Locate each line with the string "profile" in the listing below and copy it.
[begin Supplied records]
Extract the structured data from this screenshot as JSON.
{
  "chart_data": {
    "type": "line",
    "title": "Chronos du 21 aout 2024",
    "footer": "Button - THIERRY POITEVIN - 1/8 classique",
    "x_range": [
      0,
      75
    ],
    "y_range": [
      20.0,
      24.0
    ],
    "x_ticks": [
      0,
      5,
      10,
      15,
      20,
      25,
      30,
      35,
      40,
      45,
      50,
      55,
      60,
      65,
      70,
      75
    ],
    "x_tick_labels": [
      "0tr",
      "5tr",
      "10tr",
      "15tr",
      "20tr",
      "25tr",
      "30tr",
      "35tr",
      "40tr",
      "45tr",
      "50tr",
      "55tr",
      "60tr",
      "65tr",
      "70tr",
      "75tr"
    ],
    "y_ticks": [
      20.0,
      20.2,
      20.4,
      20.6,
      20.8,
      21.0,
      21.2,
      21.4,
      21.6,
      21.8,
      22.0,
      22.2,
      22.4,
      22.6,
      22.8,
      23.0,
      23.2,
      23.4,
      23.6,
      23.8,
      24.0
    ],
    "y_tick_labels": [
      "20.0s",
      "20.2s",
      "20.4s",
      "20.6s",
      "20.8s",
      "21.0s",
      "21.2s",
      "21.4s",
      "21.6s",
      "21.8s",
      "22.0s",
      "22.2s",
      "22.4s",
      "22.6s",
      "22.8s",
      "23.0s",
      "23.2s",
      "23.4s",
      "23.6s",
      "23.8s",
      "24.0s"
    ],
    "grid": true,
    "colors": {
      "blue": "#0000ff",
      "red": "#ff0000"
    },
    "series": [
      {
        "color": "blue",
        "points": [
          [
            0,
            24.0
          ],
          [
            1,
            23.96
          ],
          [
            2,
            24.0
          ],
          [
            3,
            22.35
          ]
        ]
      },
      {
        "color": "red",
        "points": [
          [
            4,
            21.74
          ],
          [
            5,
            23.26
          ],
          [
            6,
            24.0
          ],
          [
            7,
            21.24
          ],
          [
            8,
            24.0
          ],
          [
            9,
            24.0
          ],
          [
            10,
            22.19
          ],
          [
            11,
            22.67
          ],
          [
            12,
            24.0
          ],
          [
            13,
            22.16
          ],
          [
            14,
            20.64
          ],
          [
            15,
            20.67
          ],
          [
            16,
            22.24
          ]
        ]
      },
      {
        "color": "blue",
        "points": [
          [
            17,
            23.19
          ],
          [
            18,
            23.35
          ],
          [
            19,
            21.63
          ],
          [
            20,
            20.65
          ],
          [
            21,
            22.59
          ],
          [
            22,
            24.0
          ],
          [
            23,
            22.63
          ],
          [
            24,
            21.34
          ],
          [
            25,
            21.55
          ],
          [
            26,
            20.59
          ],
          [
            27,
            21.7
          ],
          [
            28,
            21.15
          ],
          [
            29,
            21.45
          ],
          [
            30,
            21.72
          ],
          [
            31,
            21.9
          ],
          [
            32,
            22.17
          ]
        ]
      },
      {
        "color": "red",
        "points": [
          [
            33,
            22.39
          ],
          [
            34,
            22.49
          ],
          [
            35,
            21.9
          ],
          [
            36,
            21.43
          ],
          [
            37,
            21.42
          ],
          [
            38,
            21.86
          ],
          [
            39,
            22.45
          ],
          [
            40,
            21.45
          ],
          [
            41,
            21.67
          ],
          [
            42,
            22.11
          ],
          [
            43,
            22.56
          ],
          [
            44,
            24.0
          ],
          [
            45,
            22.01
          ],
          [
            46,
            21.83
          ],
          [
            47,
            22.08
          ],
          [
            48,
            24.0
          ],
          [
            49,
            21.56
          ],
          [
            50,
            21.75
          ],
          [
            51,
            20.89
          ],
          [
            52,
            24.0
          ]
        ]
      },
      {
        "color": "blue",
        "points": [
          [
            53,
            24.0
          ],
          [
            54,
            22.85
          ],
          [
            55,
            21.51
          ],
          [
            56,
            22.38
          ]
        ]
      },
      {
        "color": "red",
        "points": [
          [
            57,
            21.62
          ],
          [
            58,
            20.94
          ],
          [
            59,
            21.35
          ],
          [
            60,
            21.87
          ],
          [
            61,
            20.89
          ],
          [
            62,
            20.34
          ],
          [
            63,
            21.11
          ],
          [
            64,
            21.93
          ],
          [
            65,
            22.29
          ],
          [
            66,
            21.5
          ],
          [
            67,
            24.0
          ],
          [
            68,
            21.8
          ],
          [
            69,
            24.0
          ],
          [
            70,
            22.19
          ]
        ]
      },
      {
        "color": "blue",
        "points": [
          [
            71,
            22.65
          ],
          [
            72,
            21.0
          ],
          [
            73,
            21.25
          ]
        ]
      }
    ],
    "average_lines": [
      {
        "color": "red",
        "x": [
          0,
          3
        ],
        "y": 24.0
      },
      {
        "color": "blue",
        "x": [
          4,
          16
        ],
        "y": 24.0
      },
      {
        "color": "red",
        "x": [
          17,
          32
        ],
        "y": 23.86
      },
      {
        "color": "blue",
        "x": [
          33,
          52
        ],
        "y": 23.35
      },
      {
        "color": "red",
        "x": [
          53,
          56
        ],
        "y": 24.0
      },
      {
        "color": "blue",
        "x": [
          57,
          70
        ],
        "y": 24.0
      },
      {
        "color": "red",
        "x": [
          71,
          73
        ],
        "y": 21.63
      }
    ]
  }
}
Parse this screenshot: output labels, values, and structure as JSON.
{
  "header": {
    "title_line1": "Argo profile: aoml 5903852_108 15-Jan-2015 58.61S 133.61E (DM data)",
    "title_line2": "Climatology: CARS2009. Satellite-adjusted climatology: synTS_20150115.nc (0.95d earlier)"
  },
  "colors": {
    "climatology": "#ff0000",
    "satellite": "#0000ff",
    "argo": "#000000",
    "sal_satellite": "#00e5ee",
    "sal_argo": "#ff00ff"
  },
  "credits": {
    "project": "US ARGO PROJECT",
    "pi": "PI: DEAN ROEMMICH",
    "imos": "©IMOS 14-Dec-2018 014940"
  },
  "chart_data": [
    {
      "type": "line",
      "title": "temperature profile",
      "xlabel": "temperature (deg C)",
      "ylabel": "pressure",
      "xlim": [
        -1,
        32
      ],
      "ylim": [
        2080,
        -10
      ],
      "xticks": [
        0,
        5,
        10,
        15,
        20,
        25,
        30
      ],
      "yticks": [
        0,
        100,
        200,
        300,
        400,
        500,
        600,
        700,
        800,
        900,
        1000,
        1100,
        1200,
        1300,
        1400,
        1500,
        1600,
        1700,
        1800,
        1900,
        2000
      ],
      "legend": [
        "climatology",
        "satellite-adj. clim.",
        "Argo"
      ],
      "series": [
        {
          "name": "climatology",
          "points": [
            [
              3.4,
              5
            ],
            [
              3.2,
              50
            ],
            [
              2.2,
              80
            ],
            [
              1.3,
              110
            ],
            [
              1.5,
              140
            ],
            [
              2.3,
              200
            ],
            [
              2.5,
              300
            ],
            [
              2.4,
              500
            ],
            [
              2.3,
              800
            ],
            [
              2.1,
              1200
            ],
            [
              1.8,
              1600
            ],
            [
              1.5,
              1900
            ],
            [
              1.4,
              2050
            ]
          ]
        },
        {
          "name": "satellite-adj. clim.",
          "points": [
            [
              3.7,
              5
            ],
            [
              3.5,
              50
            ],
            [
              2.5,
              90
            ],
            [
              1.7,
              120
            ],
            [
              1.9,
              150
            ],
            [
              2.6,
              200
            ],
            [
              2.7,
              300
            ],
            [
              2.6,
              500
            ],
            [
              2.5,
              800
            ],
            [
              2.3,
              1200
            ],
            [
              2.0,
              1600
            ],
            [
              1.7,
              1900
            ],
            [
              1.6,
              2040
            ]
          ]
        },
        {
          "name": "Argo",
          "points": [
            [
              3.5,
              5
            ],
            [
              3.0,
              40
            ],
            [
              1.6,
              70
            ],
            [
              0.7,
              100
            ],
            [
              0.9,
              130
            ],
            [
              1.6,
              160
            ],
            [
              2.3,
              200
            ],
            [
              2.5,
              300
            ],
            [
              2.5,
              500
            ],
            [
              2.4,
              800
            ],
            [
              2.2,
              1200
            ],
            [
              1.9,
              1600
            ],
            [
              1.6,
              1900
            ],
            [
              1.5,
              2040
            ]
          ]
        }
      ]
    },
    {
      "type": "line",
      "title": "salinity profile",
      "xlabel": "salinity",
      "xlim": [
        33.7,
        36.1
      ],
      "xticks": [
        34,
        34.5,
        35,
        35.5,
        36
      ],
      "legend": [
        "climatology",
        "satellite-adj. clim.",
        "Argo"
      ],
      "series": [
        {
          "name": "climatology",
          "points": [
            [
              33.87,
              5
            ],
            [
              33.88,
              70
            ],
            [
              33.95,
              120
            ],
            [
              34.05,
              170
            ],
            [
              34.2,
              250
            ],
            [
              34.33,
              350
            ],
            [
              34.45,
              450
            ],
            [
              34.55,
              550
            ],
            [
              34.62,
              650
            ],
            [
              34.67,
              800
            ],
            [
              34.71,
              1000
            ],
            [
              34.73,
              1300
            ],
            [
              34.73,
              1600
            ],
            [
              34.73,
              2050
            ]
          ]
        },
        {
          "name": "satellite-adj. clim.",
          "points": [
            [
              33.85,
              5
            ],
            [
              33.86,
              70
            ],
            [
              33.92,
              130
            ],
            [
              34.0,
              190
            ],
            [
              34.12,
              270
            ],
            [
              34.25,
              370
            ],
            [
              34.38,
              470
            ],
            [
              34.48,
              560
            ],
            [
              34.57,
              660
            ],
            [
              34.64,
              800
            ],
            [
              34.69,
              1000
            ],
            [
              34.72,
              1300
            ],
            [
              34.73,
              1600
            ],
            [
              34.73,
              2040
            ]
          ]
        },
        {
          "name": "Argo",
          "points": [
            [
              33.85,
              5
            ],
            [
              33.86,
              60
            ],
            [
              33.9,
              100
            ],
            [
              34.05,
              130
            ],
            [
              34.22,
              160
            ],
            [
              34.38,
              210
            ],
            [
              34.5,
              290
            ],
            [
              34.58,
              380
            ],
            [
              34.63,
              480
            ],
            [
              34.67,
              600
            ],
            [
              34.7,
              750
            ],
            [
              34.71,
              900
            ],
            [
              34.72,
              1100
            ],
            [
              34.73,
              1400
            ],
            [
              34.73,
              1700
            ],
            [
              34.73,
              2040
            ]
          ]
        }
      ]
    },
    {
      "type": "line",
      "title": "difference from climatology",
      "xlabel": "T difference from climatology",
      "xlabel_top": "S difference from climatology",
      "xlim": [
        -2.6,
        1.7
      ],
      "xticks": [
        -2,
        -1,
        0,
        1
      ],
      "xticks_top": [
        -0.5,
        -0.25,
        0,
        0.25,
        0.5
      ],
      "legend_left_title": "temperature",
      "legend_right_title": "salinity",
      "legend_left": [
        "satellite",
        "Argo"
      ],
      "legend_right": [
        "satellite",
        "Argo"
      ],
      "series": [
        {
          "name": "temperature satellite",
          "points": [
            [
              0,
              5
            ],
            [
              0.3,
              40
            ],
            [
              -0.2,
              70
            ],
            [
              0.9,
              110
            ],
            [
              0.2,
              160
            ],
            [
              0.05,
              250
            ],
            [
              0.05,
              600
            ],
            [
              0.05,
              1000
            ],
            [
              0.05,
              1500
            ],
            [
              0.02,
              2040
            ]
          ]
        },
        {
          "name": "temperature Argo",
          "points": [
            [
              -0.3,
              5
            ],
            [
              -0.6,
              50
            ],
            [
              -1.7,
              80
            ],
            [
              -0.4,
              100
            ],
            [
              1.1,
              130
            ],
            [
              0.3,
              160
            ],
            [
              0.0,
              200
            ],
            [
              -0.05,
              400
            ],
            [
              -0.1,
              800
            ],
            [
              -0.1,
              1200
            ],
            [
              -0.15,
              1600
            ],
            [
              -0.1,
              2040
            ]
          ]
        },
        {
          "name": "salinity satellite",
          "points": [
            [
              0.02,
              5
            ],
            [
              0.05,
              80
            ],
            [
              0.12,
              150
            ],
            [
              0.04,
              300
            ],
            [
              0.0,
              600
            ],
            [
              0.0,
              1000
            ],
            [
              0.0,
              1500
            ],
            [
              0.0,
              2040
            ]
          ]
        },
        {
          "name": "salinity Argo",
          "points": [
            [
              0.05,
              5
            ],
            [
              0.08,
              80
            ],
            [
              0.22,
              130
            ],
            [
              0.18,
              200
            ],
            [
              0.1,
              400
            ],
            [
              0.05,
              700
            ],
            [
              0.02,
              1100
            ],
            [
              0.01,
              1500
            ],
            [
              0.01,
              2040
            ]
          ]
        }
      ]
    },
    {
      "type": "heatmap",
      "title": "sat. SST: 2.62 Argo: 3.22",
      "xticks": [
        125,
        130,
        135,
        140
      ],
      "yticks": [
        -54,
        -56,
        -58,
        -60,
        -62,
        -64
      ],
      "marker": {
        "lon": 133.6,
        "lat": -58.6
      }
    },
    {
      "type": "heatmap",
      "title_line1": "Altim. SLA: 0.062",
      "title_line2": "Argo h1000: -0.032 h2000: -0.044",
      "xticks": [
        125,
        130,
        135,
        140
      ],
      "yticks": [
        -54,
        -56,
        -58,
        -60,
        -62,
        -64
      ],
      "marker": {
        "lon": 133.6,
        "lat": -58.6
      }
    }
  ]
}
[end Supplied records]
» **Task result**:
    "title_line1": "Argo profile: aoml 5903852_108 15-Jan-2015 58.61S 133.61E (DM data)",
      "title": "temperature profile",
      "title": "salinity profile",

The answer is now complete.